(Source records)
(begin)
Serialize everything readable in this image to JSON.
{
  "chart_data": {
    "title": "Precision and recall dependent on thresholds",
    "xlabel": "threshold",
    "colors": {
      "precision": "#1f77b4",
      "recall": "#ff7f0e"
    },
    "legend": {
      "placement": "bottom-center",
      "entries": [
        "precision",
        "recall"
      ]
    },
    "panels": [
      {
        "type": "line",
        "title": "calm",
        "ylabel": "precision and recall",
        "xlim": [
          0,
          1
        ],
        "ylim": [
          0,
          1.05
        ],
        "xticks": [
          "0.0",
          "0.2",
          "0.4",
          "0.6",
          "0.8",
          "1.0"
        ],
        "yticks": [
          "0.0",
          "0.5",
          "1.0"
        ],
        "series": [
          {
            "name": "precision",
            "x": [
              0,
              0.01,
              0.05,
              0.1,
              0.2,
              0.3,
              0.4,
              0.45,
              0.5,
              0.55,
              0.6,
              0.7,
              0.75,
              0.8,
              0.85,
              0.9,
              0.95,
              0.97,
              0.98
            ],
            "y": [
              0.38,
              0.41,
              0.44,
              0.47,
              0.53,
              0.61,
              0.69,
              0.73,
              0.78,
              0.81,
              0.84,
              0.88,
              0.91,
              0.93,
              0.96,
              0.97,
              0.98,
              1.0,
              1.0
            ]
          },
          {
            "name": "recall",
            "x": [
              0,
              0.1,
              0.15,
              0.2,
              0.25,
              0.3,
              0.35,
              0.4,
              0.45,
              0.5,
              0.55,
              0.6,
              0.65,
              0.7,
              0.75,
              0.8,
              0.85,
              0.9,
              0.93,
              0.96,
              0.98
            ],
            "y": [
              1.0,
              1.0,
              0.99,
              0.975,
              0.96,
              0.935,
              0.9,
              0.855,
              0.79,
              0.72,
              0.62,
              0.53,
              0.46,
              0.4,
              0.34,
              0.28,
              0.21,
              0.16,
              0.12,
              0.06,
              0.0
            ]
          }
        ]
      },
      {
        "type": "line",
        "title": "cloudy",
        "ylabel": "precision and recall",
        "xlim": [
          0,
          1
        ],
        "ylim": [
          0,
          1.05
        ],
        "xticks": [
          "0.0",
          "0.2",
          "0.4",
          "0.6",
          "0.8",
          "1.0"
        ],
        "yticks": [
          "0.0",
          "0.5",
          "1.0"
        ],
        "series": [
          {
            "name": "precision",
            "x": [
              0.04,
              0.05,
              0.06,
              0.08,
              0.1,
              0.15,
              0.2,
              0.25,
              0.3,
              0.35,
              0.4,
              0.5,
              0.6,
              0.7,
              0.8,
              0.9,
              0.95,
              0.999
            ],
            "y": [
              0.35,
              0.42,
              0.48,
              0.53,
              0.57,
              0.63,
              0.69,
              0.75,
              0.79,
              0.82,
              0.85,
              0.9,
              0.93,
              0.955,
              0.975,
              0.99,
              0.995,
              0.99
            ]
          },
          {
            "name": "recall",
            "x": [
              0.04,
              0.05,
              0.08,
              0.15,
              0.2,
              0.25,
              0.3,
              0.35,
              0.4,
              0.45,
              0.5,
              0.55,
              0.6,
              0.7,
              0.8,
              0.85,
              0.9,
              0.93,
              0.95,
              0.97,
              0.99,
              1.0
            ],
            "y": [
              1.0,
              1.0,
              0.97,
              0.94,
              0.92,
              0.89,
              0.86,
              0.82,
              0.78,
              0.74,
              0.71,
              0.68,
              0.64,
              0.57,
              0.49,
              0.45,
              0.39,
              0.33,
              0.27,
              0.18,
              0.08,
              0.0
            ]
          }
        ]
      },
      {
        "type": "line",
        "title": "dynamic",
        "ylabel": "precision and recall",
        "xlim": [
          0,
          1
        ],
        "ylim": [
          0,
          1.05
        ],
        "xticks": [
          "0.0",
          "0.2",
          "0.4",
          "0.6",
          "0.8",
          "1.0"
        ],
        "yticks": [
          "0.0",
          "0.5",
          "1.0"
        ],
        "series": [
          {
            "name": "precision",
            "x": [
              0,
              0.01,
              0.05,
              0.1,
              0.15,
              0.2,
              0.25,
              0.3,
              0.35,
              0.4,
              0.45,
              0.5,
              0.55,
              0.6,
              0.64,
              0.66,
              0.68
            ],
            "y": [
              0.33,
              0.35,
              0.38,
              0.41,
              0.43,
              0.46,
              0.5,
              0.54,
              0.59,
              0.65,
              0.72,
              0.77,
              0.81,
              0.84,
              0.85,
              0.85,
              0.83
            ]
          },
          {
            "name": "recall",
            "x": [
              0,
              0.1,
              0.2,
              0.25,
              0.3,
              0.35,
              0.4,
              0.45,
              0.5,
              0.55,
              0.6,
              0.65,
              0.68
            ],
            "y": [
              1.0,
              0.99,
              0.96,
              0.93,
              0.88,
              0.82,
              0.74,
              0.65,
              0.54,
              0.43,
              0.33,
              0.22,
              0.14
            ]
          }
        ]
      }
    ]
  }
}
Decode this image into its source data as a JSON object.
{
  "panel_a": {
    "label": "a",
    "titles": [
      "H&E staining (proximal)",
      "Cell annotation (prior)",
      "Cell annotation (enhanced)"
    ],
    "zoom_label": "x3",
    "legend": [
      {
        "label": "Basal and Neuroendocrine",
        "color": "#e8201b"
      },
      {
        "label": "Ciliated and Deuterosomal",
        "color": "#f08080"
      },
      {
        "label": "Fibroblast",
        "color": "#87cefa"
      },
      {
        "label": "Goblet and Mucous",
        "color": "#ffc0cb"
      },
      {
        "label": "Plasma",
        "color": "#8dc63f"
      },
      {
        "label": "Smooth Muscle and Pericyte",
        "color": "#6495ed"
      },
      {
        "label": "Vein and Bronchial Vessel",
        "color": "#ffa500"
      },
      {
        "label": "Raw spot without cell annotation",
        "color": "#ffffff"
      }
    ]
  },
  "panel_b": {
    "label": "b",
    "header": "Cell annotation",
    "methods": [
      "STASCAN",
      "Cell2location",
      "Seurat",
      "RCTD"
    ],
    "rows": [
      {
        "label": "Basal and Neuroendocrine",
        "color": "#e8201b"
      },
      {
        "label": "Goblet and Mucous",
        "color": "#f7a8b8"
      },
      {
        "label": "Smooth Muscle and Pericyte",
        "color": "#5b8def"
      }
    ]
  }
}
(end)
TASK DESCRIPTION: Look through the entries above for the word "image". Copy every line where it shows up.

COMPLETE ANSWER:
Serialize everything readable in this image to JSON.
Decode this image into its source data as a JSON object.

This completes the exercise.